Among the lines listed below, count those that include the string "name", and state only the count.

■ ■ ■ ■ ■

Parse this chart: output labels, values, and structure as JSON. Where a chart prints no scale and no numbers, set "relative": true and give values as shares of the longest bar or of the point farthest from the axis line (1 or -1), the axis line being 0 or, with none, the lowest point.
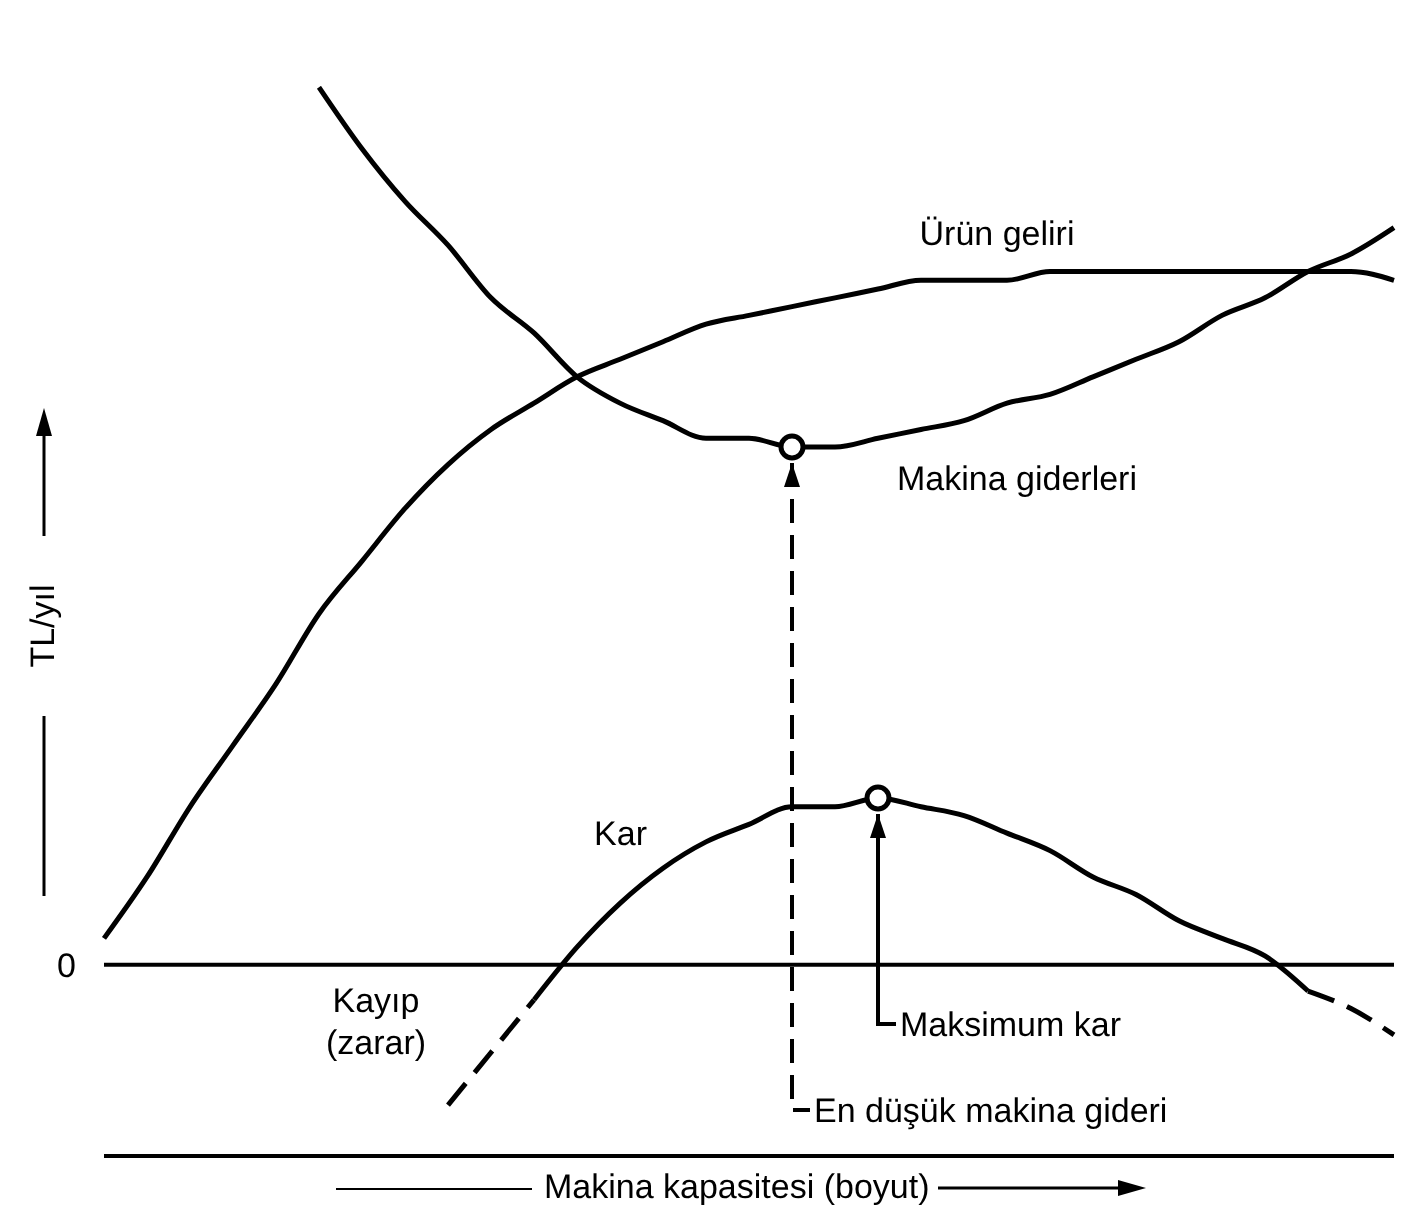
{
  "chart_data": {
    "type": "line",
    "relative": true,
    "xlabel": "Makina kapasitesi (boyut)",
    "ylabel": "TL/yıl",
    "categories": [
      null,
      null,
      null,
      null,
      null,
      null,
      null,
      null,
      null,
      null,
      null,
      null,
      null,
      null,
      null,
      null,
      null,
      null,
      null,
      null,
      null,
      null,
      null,
      null,
      null,
      null,
      null,
      null,
      null,
      null,
      null
    ],
    "series": [
      {
        "name": "Ürün geliri",
        "color": "#000000",
        "line_style": "solid",
        "values": [
          0.03,
          0.1,
          0.18,
          0.25,
          0.32,
          0.4,
          0.46,
          0.52,
          0.57,
          0.61,
          0.64,
          0.67,
          0.69,
          0.71,
          0.73,
          0.74,
          0.75,
          0.76,
          0.77,
          0.78,
          0.78,
          0.78,
          0.79,
          0.79,
          0.79,
          0.79,
          0.79,
          0.79,
          0.79,
          0.79,
          0.78
        ]
      },
      {
        "name": "Makina giderleri",
        "color": "#000000",
        "line_style": "solid",
        "values": [
          null,
          null,
          null,
          null,
          null,
          1.0,
          0.93,
          0.87,
          0.82,
          0.76,
          0.72,
          0.67,
          0.64,
          0.62,
          0.6,
          0.6,
          0.59,
          0.59,
          0.6,
          0.61,
          0.62,
          0.64,
          0.65,
          0.67,
          0.69,
          0.71,
          0.74,
          0.76,
          0.79,
          0.81,
          0.84
        ]
      },
      {
        "name": "Kar",
        "color": "#000000",
        "line_style": "solid",
        "values": [
          null,
          null,
          null,
          null,
          null,
          null,
          null,
          null,
          null,
          null,
          -0.04,
          0.02,
          0.07,
          0.11,
          0.14,
          0.16,
          0.18,
          0.18,
          0.19,
          0.18,
          0.17,
          0.15,
          0.13,
          0.1,
          0.08,
          0.05,
          0.03,
          0.01,
          -0.03,
          null,
          null
        ]
      },
      {
        "color": "#000000",
        "line_style": "dashed",
        "values": [
          null,
          null,
          null,
          null,
          null,
          null,
          null,
          null,
          -0.16,
          -0.1,
          -0.04,
          null,
          null,
          null,
          null,
          null,
          null,
          null,
          null,
          null,
          null,
          null,
          null,
          null,
          null,
          null,
          null,
          null,
          -0.03,
          -0.05,
          -0.08
        ]
      }
    ],
    "ref_lines": [
      {
        "axis": "y",
        "value": 0,
        "label": "0"
      }
    ],
    "annotations": [
      "Kayıp (zarar)",
      "Maksimum kar",
      "En düşük makina gideri"
    ],
    "grid": false,
    "legend": false
  }
}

■ ■ ■ ■ ■

**REPLY:** 3